# PROVIDED RECORDS
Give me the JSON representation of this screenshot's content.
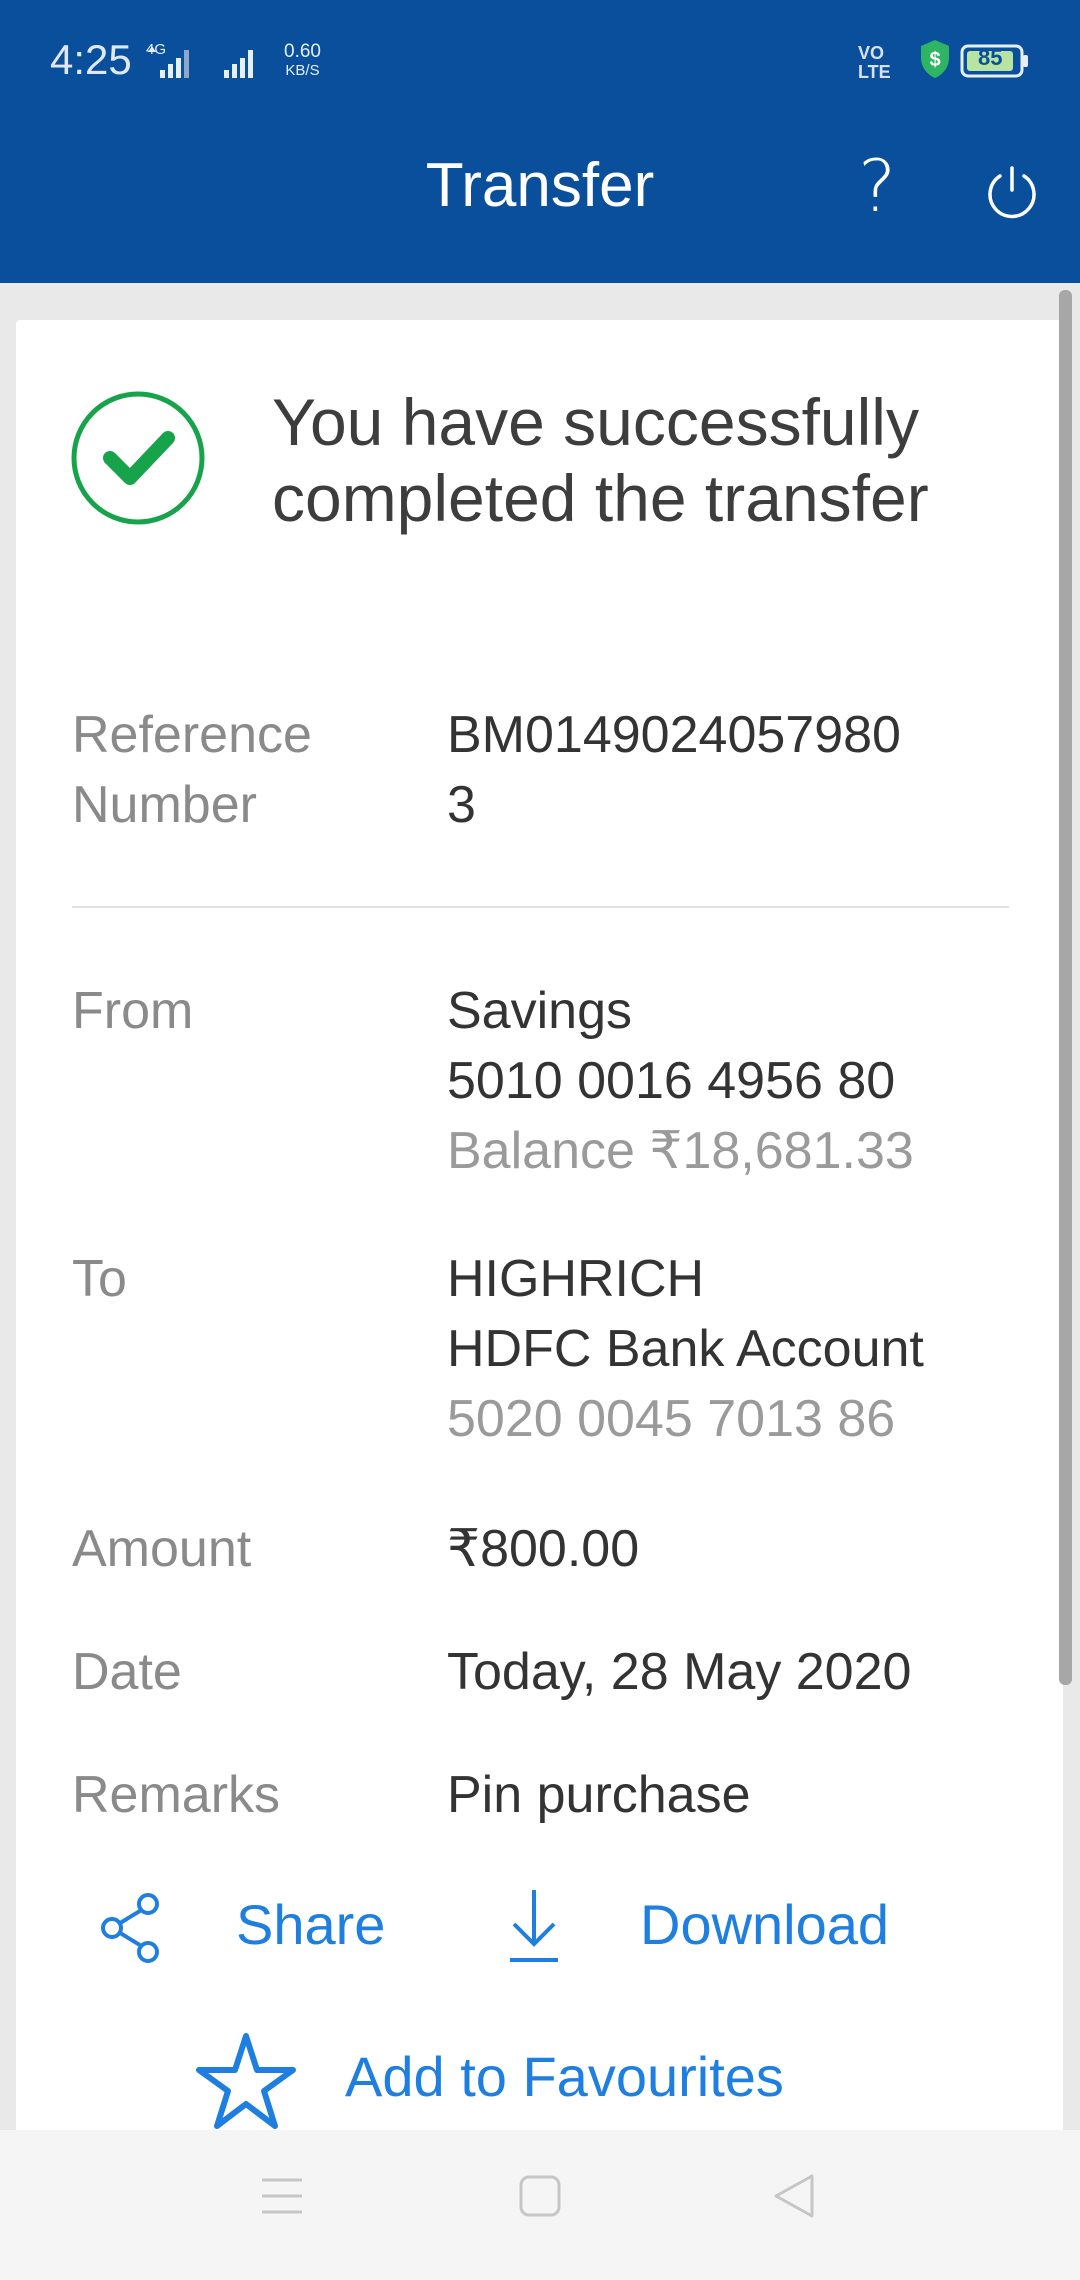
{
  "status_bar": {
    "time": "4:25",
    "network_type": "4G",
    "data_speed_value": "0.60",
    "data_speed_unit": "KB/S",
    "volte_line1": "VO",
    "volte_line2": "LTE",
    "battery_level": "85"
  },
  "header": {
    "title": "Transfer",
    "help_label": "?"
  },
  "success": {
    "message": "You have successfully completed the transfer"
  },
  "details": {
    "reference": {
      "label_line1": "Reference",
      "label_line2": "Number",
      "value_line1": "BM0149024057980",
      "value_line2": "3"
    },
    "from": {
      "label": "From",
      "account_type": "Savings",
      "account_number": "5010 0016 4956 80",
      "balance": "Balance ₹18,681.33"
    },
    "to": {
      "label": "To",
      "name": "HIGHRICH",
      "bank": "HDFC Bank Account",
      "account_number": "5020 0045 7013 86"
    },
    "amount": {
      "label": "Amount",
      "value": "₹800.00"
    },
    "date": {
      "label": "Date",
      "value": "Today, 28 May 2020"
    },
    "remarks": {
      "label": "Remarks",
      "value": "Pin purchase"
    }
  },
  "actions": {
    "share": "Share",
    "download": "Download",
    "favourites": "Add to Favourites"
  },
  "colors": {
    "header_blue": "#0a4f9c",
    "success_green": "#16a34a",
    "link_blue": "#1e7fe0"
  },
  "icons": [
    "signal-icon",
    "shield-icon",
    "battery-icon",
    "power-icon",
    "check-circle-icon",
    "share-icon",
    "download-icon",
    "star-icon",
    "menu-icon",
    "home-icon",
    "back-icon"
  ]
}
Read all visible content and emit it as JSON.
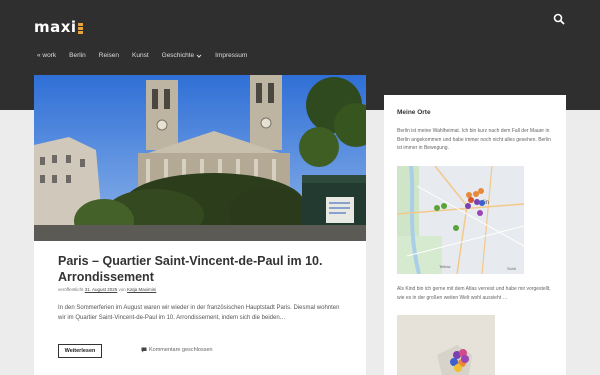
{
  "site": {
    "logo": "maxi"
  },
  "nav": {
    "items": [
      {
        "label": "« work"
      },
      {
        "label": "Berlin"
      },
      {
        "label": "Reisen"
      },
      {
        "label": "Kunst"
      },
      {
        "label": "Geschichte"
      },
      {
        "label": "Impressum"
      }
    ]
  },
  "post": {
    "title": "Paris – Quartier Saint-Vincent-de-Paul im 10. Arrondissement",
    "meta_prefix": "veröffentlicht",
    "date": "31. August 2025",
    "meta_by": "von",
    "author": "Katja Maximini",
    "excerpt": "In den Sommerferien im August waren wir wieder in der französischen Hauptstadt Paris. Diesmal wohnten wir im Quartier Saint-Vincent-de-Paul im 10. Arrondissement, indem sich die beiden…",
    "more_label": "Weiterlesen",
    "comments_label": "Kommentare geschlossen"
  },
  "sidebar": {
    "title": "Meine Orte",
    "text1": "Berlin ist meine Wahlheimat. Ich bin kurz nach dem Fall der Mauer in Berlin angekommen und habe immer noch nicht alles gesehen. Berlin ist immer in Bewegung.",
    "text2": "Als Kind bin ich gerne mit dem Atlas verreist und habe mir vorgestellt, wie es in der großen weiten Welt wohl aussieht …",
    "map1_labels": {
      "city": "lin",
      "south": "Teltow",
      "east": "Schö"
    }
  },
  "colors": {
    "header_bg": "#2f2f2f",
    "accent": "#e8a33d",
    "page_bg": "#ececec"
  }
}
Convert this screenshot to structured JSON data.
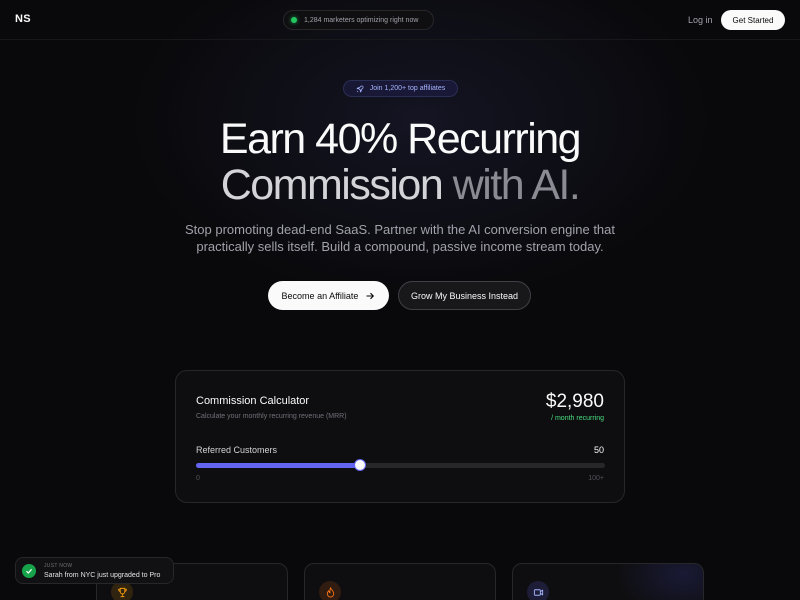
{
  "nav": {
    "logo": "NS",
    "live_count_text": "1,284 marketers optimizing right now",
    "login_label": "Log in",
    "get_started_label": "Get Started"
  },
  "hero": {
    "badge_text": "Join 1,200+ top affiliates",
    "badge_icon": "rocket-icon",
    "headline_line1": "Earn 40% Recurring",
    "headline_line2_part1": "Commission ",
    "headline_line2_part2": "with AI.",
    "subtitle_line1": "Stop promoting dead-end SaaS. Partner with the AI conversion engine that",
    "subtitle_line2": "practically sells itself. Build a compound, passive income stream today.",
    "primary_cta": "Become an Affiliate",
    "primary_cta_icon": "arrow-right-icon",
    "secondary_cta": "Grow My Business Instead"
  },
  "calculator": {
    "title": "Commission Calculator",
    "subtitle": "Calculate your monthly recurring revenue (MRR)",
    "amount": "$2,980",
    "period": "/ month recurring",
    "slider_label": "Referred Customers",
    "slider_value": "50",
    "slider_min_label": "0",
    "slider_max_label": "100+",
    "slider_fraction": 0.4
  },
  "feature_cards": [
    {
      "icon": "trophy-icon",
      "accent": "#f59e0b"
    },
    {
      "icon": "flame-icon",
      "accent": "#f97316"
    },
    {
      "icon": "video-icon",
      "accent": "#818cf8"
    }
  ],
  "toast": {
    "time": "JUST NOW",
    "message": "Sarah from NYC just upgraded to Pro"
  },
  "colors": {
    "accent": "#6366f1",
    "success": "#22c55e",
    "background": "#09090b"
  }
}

# REQUIREMENT
Retype every record above exactly as written, but leave out the pictures.

# ANSWER TO THE EXERCISE
Give me the JSON representation of this screenshot's content.
{
  "status_bar": {
    "time": "4:25",
    "network_type": "4G",
    "data_speed_value": "0.60",
    "data_speed_unit": "KB/S",
    "volte_line1": "VO",
    "volte_line2": "LTE",
    "battery_level": "85"
  },
  "header": {
    "title": "Transfer",
    "help_label": "?"
  },
  "success": {
    "message": "You have successfully completed the transfer"
  },
  "details": {
    "reference": {
      "label_line1": "Reference",
      "label_line2": "Number",
      "value_line1": "BM0149024057980",
      "value_line2": "3"
    },
    "from": {
      "label": "From",
      "account_type": "Savings",
      "account_number": "5010 0016 4956 80",
      "balance": "Balance ₹18,681.33"
    },
    "to": {
      "label": "To",
      "name": "HIGHRICH",
      "bank": "HDFC Bank Account",
      "account_number": "5020 0045 7013 86"
    },
    "amount": {
      "label": "Amount",
      "value": "₹800.00"
    },
    "date": {
      "label": "Date",
      "value": "Today, 28 May 2020"
    },
    "remarks": {
      "label": "Remarks",
      "value": "Pin purchase"
    }
  },
  "actions": {
    "share": "Share",
    "download": "Download",
    "favourites": "Add to Favourites"
  },
  "colors": {
    "header_blue": "#0a4f9c",
    "success_green": "#16a34a",
    "link_blue": "#1e7fe0"
  },
  "icons": [
    "signal-icon",
    "shield-icon",
    "battery-icon",
    "power-icon",
    "check-circle-icon",
    "share-icon",
    "download-icon",
    "star-icon",
    "menu-icon",
    "home-icon",
    "back-icon"
  ]
}
Read all visible content and emit it as JSON.
{
  "site": {
    "logo": "maxi"
  },
  "nav": {
    "items": [
      {
        "label": "« work"
      },
      {
        "label": "Berlin"
      },
      {
        "label": "Reisen"
      },
      {
        "label": "Kunst"
      },
      {
        "label": "Geschichte"
      },
      {
        "label": "Impressum"
      }
    ]
  },
  "post": {
    "title": "Paris – Quartier Saint-Vincent-de-Paul im 10. Arrondissement",
    "meta_prefix": "veröffentlicht",
    "date": "31. August 2025",
    "meta_by": "von",
    "author": "Katja Maximini",
    "excerpt": "In den Sommerferien im August waren wir wieder in der französischen Hauptstadt Paris. Diesmal wohnten wir im Quartier Saint-Vincent-de-Paul im 10. Arrondissement, indem sich die beiden…",
    "more_label": "Weiterlesen",
    "comments_label": "Kommentare geschlossen"
  },
  "sidebar": {
    "title": "Meine Orte",
    "text1": "Berlin ist meine Wahlheimat. Ich bin kurz nach dem Fall der Mauer in Berlin angekommen und habe immer noch nicht alles gesehen. Berlin ist immer in Bewegung.",
    "text2": "Als Kind bin ich gerne mit dem Atlas verreist und habe mir vorgestellt, wie es in der großen weiten Welt wohl aussieht …",
    "map1_labels": {
      "city": "lin",
      "south": "Teltow",
      "east": "Schö"
    }
  },
  "colors": {
    "header_bg": "#2f2f2f",
    "accent": "#e8a33d",
    "page_bg": "#ececec"
  }
}
Convert this screenshot to structured JSON data.
{
  "nav": {
    "logo": "NS",
    "live_count_text": "1,284 marketers optimizing right now",
    "login_label": "Log in",
    "get_started_label": "Get Started"
  },
  "hero": {
    "badge_text": "Join 1,200+ top affiliates",
    "badge_icon": "rocket-icon",
    "headline_line1": "Earn 40% Recurring",
    "headline_line2_part1": "Commission ",
    "headline_line2_part2": "with AI.",
    "subtitle_line1": "Stop promoting dead-end SaaS. Partner with the AI conversion engine that",
    "subtitle_line2": "practically sells itself. Build a compound, passive income stream today.",
    "primary_cta": "Become an Affiliate",
    "primary_cta_icon": "arrow-right-icon",
    "secondary_cta": "Grow My Business Instead"
  },
  "calculator": {
    "title": "Commission Calculator",
    "subtitle": "Calculate your monthly recurring revenue (MRR)",
    "amount": "$2,980",
    "period": "/ month recurring",
    "slider_label": "Referred Customers",
    "slider_value": "50",
    "slider_min_label": "0",
    "slider_max_label": "100+",
    "slider_fraction": 0.4
  },
  "feature_cards": [
    {
      "icon": "trophy-icon",
      "accent": "#f59e0b"
    },
    {
      "icon": "flame-icon",
      "accent": "#f97316"
    },
    {
      "icon": "video-icon",
      "accent": "#818cf8"
    }
  ],
  "toast": {
    "time": "JUST NOW",
    "message": "Sarah from NYC just upgraded to Pro"
  },
  "colors": {
    "accent": "#6366f1",
    "success": "#22c55e",
    "background": "#09090b"
  }
}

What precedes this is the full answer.